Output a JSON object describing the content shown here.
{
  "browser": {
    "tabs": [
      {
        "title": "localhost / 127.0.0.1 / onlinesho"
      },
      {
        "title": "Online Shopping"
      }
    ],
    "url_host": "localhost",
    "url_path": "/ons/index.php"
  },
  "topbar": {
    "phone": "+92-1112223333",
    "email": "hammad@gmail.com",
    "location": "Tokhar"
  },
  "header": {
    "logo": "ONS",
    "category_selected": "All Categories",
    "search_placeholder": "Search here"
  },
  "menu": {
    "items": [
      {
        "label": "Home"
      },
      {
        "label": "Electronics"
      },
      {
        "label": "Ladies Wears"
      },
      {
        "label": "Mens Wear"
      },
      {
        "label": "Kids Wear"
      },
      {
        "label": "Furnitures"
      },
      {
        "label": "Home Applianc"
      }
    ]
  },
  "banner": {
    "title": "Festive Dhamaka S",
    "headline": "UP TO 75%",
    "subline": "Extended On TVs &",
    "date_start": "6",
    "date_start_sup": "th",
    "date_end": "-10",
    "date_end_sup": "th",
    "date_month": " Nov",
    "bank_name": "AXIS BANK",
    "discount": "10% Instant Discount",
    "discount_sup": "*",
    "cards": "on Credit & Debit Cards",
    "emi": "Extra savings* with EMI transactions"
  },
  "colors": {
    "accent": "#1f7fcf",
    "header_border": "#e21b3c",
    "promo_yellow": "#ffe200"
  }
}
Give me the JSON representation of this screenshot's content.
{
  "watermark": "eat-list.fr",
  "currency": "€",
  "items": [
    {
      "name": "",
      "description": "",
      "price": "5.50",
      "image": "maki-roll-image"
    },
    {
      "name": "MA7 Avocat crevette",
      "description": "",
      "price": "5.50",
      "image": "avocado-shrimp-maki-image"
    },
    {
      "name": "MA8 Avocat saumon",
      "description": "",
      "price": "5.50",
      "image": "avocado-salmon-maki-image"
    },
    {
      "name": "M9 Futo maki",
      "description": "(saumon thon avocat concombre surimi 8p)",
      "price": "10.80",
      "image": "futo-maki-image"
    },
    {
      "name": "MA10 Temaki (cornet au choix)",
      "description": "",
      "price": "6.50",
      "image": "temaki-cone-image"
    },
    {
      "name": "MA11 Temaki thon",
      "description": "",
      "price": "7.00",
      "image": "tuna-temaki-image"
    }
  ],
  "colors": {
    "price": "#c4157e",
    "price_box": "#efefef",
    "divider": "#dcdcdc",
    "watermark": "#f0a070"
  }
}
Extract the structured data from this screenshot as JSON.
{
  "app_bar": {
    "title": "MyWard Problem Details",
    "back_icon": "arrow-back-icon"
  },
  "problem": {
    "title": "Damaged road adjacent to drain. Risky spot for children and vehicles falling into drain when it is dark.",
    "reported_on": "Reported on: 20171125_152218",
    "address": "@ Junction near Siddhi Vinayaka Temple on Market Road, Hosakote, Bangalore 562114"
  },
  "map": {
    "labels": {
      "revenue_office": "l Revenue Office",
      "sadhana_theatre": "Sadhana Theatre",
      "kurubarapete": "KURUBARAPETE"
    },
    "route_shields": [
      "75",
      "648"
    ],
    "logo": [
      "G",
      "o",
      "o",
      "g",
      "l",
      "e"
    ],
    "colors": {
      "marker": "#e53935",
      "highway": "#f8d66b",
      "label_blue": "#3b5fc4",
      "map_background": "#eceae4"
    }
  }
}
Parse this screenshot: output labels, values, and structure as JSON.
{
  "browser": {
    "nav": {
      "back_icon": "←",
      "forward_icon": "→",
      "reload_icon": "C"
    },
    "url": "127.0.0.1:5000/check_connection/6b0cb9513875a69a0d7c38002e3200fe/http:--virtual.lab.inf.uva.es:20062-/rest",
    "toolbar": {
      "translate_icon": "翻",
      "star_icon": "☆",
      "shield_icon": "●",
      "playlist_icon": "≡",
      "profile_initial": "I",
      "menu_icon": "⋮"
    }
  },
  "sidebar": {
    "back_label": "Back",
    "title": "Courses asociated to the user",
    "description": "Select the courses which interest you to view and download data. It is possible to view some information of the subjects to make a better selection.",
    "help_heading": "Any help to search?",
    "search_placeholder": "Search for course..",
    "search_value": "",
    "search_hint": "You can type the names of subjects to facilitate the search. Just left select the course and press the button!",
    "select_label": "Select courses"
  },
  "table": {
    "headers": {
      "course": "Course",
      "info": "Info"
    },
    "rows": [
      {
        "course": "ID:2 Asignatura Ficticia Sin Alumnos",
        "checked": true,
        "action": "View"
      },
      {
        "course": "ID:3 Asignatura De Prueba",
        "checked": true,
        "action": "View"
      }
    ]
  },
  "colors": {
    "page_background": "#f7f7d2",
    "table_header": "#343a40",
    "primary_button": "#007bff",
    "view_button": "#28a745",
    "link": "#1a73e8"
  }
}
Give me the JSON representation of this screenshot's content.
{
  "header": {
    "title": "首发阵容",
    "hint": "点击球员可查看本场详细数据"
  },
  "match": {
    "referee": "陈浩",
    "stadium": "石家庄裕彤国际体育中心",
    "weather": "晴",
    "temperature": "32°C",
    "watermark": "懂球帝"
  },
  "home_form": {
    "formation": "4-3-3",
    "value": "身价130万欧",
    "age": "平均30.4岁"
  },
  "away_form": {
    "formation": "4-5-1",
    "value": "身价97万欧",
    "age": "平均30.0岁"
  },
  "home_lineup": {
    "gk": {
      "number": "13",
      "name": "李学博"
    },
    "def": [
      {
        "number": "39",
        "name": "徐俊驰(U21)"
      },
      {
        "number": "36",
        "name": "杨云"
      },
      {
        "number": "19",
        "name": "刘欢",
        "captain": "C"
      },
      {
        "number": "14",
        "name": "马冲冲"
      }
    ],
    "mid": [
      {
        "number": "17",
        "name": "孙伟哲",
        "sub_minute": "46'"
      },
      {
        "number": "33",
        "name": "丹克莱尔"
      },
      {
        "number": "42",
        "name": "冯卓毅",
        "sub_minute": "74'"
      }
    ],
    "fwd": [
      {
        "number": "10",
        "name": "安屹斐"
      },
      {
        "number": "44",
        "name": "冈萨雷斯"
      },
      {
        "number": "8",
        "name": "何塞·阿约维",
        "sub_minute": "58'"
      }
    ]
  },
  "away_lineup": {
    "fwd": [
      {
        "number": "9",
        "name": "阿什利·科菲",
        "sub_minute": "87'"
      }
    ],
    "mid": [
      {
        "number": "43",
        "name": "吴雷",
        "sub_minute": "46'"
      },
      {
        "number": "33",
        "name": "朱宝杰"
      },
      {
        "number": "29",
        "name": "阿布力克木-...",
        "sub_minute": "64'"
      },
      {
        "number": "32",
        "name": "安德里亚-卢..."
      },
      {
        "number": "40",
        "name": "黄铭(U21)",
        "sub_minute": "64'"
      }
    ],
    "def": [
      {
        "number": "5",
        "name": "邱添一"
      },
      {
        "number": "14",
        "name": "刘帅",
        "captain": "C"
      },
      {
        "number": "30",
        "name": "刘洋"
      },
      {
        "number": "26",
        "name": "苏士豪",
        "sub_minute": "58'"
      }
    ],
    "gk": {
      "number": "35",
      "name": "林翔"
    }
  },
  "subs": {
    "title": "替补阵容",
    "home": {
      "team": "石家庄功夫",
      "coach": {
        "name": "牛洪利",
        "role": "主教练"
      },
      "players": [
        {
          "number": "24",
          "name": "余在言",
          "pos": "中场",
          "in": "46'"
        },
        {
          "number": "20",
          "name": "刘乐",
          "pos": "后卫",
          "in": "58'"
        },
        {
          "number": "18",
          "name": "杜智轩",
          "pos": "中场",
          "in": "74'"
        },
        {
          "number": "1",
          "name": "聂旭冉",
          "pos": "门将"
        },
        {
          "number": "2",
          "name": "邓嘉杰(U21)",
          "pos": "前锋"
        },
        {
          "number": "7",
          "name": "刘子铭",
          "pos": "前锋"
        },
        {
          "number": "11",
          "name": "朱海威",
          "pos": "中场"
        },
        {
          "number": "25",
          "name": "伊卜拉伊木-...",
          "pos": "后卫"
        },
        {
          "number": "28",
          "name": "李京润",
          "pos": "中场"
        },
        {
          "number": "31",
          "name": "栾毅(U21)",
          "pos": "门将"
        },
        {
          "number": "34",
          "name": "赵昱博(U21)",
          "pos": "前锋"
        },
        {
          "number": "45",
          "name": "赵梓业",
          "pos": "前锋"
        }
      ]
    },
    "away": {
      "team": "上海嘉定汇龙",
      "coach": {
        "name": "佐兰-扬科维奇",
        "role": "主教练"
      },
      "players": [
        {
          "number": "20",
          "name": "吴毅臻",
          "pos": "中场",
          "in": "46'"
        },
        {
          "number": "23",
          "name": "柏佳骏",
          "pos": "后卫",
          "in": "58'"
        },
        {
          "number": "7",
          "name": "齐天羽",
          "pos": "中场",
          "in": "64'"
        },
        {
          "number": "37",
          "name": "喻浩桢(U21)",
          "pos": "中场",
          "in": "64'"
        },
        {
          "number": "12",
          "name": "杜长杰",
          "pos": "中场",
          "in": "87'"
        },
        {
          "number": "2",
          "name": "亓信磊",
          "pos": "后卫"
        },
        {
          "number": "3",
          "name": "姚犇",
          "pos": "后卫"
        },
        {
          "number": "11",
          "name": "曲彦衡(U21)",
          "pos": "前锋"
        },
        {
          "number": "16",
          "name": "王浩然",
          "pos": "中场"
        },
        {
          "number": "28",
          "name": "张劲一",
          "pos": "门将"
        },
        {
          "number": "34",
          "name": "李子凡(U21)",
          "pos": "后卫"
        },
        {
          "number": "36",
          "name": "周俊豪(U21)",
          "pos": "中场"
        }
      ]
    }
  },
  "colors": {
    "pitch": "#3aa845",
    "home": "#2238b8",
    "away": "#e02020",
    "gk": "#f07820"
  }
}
· · · · · · ·
— Task description —
How many lines in these entries contain the string "JSON"? State the number and nothing more.

— Result for this task —
5